Description of the task> Set the listing down again in full, word for word, with the pictures left out.
================
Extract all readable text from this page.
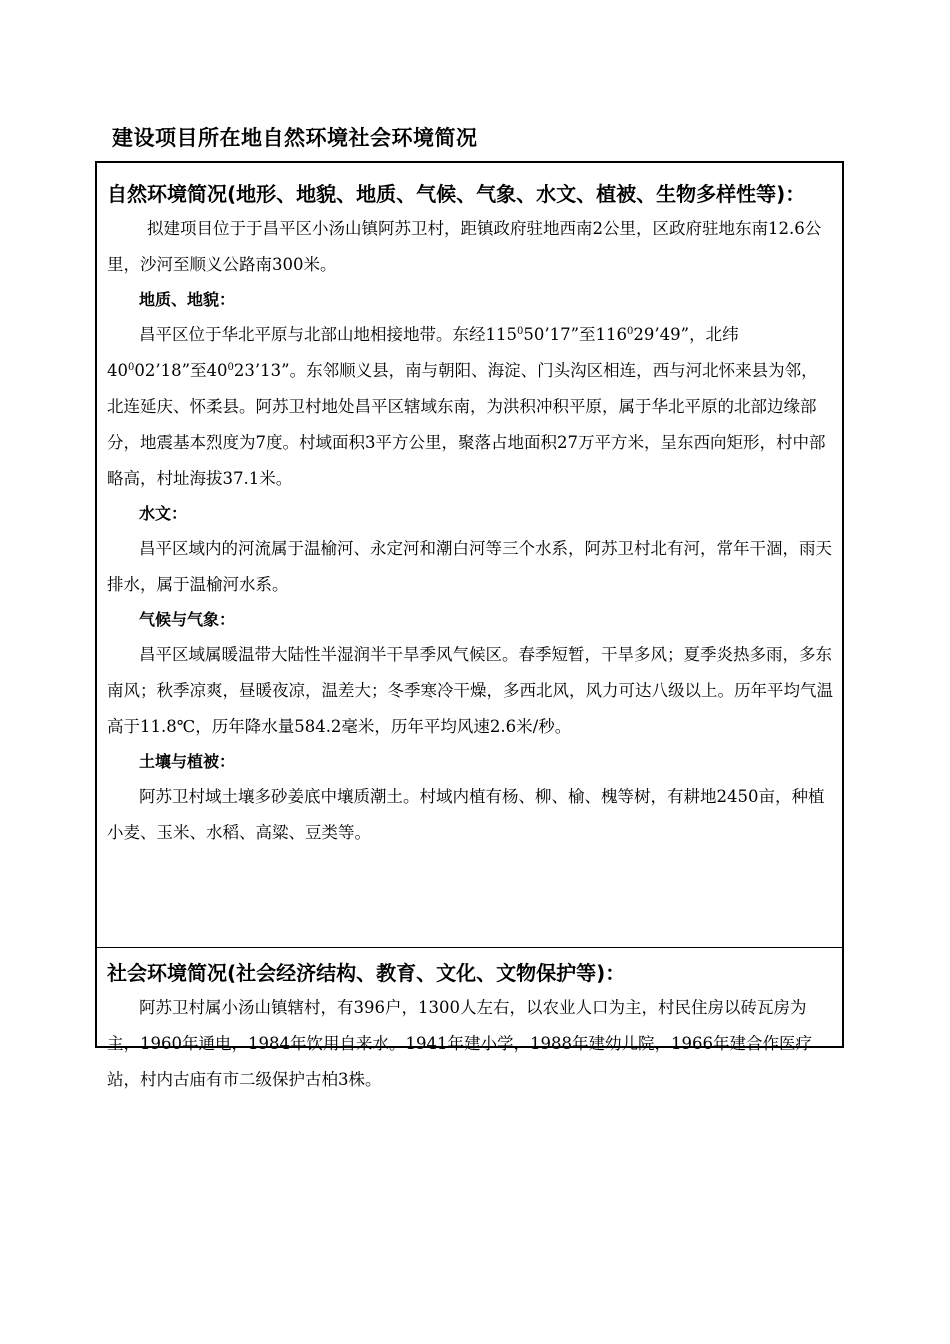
建设项目所在地自然环境社会环境简况

自然环境简况(地形、地貌、地质、气候、气象、水文、植被、生物多样性等)：

拟建项目位于于昌平区小汤山镇阿苏卫村，距镇政府驻地西南2公里，区政府驻地东南12.6公里，沙河至顺义公路南300米。

地质、地貌：

昌平区位于华北平原与北部山地相接地带。东经$115^050’17$”至$116^029’49$”，北纬$40^002’18$”至$40^023’13$”。东邻顺义县，南与朝阳、海淀、门头沟区相连，西与河北怀来县为邻，北连延庆、怀柔县。阿苏卫村地处昌平区辖域东南，为洪积冲积平原，属于华北平原的北部边缘部分，地震基本烈度为7度。村域面积3平方公里，聚落占地面积27万平方米，呈东西向矩形，村中部略高，村址海拔37.1米。

水文：

昌平区域内的河流属于温榆河、永定河和潮白河等三个水系，阿苏卫村北有河，常年干涸，雨天排水，属于温榆河水系。

气候与气象：

昌平区域属暖温带大陆性半湿润半干旱季风气候区。春季短暂，干旱多风；夏季炎热多雨，多东南风；秋季凉爽，昼暖夜凉，温差大；冬季寒冷干燥，多西北风，风力可达八级以上。历年平均气温高于11.8℃，历年降水量584.2毫米，历年平均风速2.6米/秒。

土壤与植被：

阿苏卫村域土壤多砂姜底中壤质潮土。村域内植有杨、柳、榆、槐等树，有耕地2450亩，种植小麦、玉米、水稻、高粱、豆类等。

社会环境简况(社会经济结构、教育、文化、文物保护等)：

阿苏卫村属小汤山镇辖村，有396户，1300人左右，以农业人口为主，村民住房以砖瓦房为主，1960年通电，1984年饮用自来水。1941年建小学，1988年建幼儿院，1966年建合作医疗站，村内古庙有市二级保护古柏3株。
================
Result>
Extract all readable text from this page.
建设项目所在地自然环境社会环境简况

自然环境简况(地形、地貌、地质、气候、气象、水文、植被、生物多样性等)：

拟建项目位于于昌平区小汤山镇阿苏卫村，距镇政府驻地西南2公里，区政府驻地东南12.6公里，沙河至顺义公路南300米。

地质、地貌：

昌平区位于华北平原与北部山地相接地带。东经$115^050’17$”至$116^029’49$”，北纬$40^002’18$”至$40^023’13$”。东邻顺义县，南与朝阳、海淀、门头沟区相连，西与河北怀来县为邻，北连延庆、怀柔县。阿苏卫村地处昌平区辖域东南，为洪积冲积平原，属于华北平原的北部边缘部分，地震基本烈度为7度。村域面积3平方公里，聚落占地面积27万平方米，呈东西向矩形，村中部略高，村址海拔37.1米。

水文：

昌平区域内的河流属于温榆河、永定河和潮白河等三个水系，阿苏卫村北有河，常年干涸，雨天排水，属于温榆河水系。

气候与气象：

昌平区域属暖温带大陆性半湿润半干旱季风气候区。春季短暂，干旱多风；夏季炎热多雨，多东南风；秋季凉爽，昼暖夜凉，温差大；冬季寒冷干燥，多西北风，风力可达八级以上。历年平均气温高于11.8℃，历年降水量584.2毫米，历年平均风速2.6米/秒。

土壤与植被：

阿苏卫村域土壤多砂姜底中壤质潮土。村域内植有杨、柳、榆、槐等树，有耕地2450亩，种植小麦、玉米、水稻、高粱、豆类等。

社会环境简况(社会经济结构、教育、文化、文物保护等)：

阿苏卫村属小汤山镇辖村，有396户，1300人左右，以农业人口为主，村民住房以砖瓦房为主，1960年通电，1984年饮用自来水。1941年建小学，1988年建幼儿院，1966年建合作医疗站，村内古庙有市二级保护古柏3株。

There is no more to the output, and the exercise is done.